Written instruction |
Make an exact copy of the lines, leaving the pictures out.

Task inputs |
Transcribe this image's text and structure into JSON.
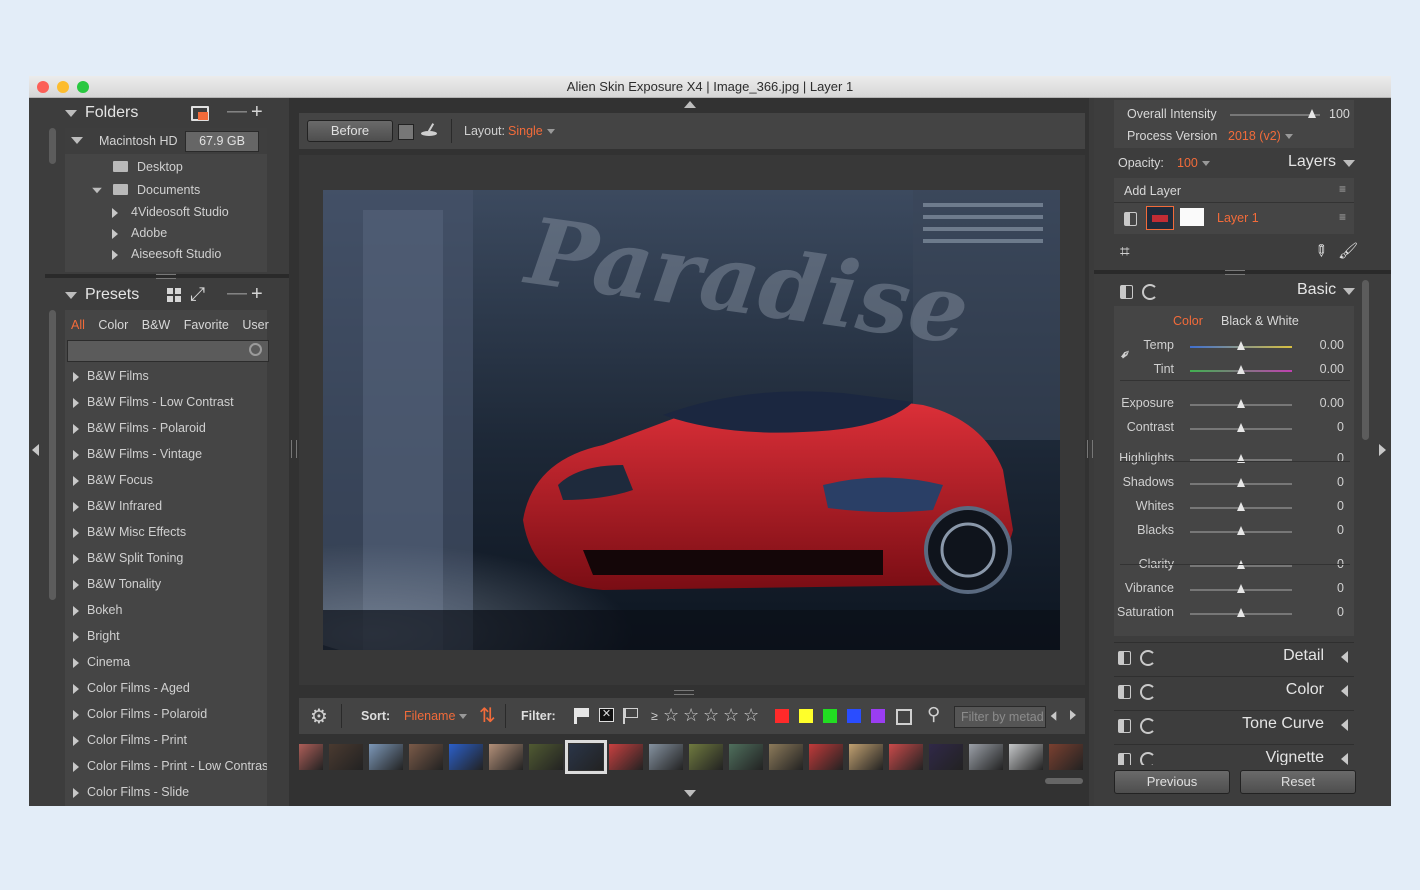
{
  "window": {
    "title": "Alien Skin Exposure X4 | Image_366.jpg | Layer 1"
  },
  "folders": {
    "header": "Folders",
    "drive_name": "Macintosh HD",
    "drive_size": "67.9 GB",
    "items": [
      {
        "label": "Desktop"
      },
      {
        "label": "Documents"
      },
      {
        "label": "4Videosoft Studio"
      },
      {
        "label": "Adobe"
      },
      {
        "label": "Aiseesoft Studio"
      }
    ]
  },
  "presets": {
    "header": "Presets",
    "filter_tabs": [
      "All",
      "Color",
      "B&W",
      "Favorite",
      "User"
    ],
    "active_tab": "All",
    "search_placeholder": "",
    "items": [
      "B&W Films",
      "B&W Films - Low Contrast",
      "B&W Films - Polaroid",
      "B&W Films - Vintage",
      "B&W Focus",
      "B&W Infrared",
      "B&W Misc Effects",
      "B&W Split Toning",
      "B&W Tonality",
      "Bokeh",
      "Bright",
      "Cinema",
      "Color Films - Aged",
      "Color Films - Polaroid",
      "Color Films - Print",
      "Color Films - Print - Low Contrast",
      "Color Films - Slide"
    ]
  },
  "toolbar": {
    "before_label": "Before",
    "layout_label": "Layout:",
    "layout_value": "Single"
  },
  "image": {
    "title_text": "Paradise"
  },
  "filmstrip_bar": {
    "sort_label": "Sort:",
    "sort_value": "Filename",
    "filter_label": "Filter:",
    "rating_prefix": "≥",
    "filter_placeholder": "Filter by metad",
    "color_labels": [
      "#ff2a2a",
      "#ffff2a",
      "#22dd22",
      "#2a4dff",
      "#9a3df2"
    ]
  },
  "thumbnails": [
    {
      "color": "#c96a63"
    },
    {
      "color": "#4a3a30"
    },
    {
      "color": "#7c98b8"
    },
    {
      "color": "#7a5a48"
    },
    {
      "color": "#2b5fc9"
    },
    {
      "color": "#b28f78"
    },
    {
      "color": "#505a32"
    },
    {
      "color": "#2a3548"
    },
    {
      "color": "#c84040"
    },
    {
      "color": "#8592a0"
    },
    {
      "color": "#6f7a3f"
    },
    {
      "color": "#4f6f5d"
    },
    {
      "color": "#8c7a5a"
    },
    {
      "color": "#c03a3a"
    },
    {
      "color": "#c0a070"
    },
    {
      "color": "#c94a4a"
    },
    {
      "color": "#302848"
    },
    {
      "color": "#9ba0a8"
    },
    {
      "color": "#c4c6c8"
    },
    {
      "color": "#7a4030"
    }
  ],
  "right": {
    "overall_intensity_label": "Overall Intensity",
    "overall_intensity_value": "100",
    "overall_intensity_level": 1.0,
    "process_version_label": "Process Version",
    "process_version_value": "2018 (v2)",
    "opacity_label": "Opacity:",
    "opacity_value": "100",
    "layers_header": "Layers",
    "add_layer": "Add Layer",
    "layer_name": "Layer 1",
    "basic_header": "Basic",
    "basic_tabs": [
      "Color",
      "Black & White"
    ],
    "basic_sliders": [
      {
        "name": "Temp",
        "value": "0.00"
      },
      {
        "name": "Tint",
        "value": "0.00"
      },
      {
        "name": "Exposure",
        "value": "0.00"
      },
      {
        "name": "Contrast",
        "value": "0"
      },
      {
        "name": "Highlights",
        "value": "0"
      },
      {
        "name": "Shadows",
        "value": "0"
      },
      {
        "name": "Whites",
        "value": "0"
      },
      {
        "name": "Blacks",
        "value": "0"
      },
      {
        "name": "Clarity",
        "value": "0"
      },
      {
        "name": "Vibrance",
        "value": "0"
      },
      {
        "name": "Saturation",
        "value": "0"
      }
    ],
    "sections": [
      "Detail",
      "Color",
      "Tone Curve",
      "Vignette"
    ],
    "previous_label": "Previous",
    "reset_label": "Reset"
  }
}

Exercise result |
Transcribe this image's text and structure into JSON.
{
  "window": {
    "title": "Alien Skin Exposure X4 | Image_366.jpg | Layer 1"
  },
  "folders": {
    "header": "Folders",
    "drive_name": "Macintosh HD",
    "drive_size": "67.9 GB",
    "items": [
      {
        "label": "Desktop"
      },
      {
        "label": "Documents"
      },
      {
        "label": "4Videosoft Studio"
      },
      {
        "label": "Adobe"
      },
      {
        "label": "Aiseesoft Studio"
      }
    ]
  },
  "presets": {
    "header": "Presets",
    "filter_tabs": [
      "All",
      "Color",
      "B&W",
      "Favorite",
      "User"
    ],
    "active_tab": "All",
    "search_placeholder": "",
    "items": [
      "B&W Films",
      "B&W Films - Low Contrast",
      "B&W Films - Polaroid",
      "B&W Films - Vintage",
      "B&W Focus",
      "B&W Infrared",
      "B&W Misc Effects",
      "B&W Split Toning",
      "B&W Tonality",
      "Bokeh",
      "Bright",
      "Cinema",
      "Color Films - Aged",
      "Color Films - Polaroid",
      "Color Films - Print",
      "Color Films - Print - Low Contrast",
      "Color Films - Slide"
    ]
  },
  "toolbar": {
    "before_label": "Before",
    "layout_label": "Layout:",
    "layout_value": "Single"
  },
  "image": {
    "title_text": "Paradise"
  },
  "filmstrip_bar": {
    "sort_label": "Sort:",
    "sort_value": "Filename",
    "filter_label": "Filter:",
    "rating_prefix": "≥",
    "filter_placeholder": "Filter by metad",
    "color_labels": [
      "#ff2a2a",
      "#ffff2a",
      "#22dd22",
      "#2a4dff",
      "#9a3df2"
    ]
  },
  "thumbnails": [
    {
      "color": "#c96a63"
    },
    {
      "color": "#4a3a30"
    },
    {
      "color": "#7c98b8"
    },
    {
      "color": "#7a5a48"
    },
    {
      "color": "#2b5fc9"
    },
    {
      "color": "#b28f78"
    },
    {
      "color": "#505a32"
    },
    {
      "color": "#2a3548"
    },
    {
      "color": "#c84040"
    },
    {
      "color": "#8592a0"
    },
    {
      "color": "#6f7a3f"
    },
    {
      "color": "#4f6f5d"
    },
    {
      "color": "#8c7a5a"
    },
    {
      "color": "#c03a3a"
    },
    {
      "color": "#c0a070"
    },
    {
      "color": "#c94a4a"
    },
    {
      "color": "#302848"
    },
    {
      "color": "#9ba0a8"
    },
    {
      "color": "#c4c6c8"
    },
    {
      "color": "#7a4030"
    }
  ],
  "right": {
    "overall_intensity_label": "Overall Intensity",
    "overall_intensity_value": "100",
    "overall_intensity_level": 1.0,
    "process_version_label": "Process Version",
    "process_version_value": "2018 (v2)",
    "opacity_label": "Opacity:",
    "opacity_value": "100",
    "layers_header": "Layers",
    "add_layer": "Add Layer",
    "layer_name": "Layer 1",
    "basic_header": "Basic",
    "basic_tabs": [
      "Color",
      "Black & White"
    ],
    "basic_sliders": [
      {
        "name": "Temp",
        "value": "0.00"
      },
      {
        "name": "Tint",
        "value": "0.00"
      },
      {
        "name": "Exposure",
        "value": "0.00"
      },
      {
        "name": "Contrast",
        "value": "0"
      },
      {
        "name": "Highlights",
        "value": "0"
      },
      {
        "name": "Shadows",
        "value": "0"
      },
      {
        "name": "Whites",
        "value": "0"
      },
      {
        "name": "Blacks",
        "value": "0"
      },
      {
        "name": "Clarity",
        "value": "0"
      },
      {
        "name": "Vibrance",
        "value": "0"
      },
      {
        "name": "Saturation",
        "value": "0"
      }
    ],
    "sections": [
      "Detail",
      "Color",
      "Tone Curve",
      "Vignette"
    ],
    "previous_label": "Previous",
    "reset_label": "Reset"
  }
}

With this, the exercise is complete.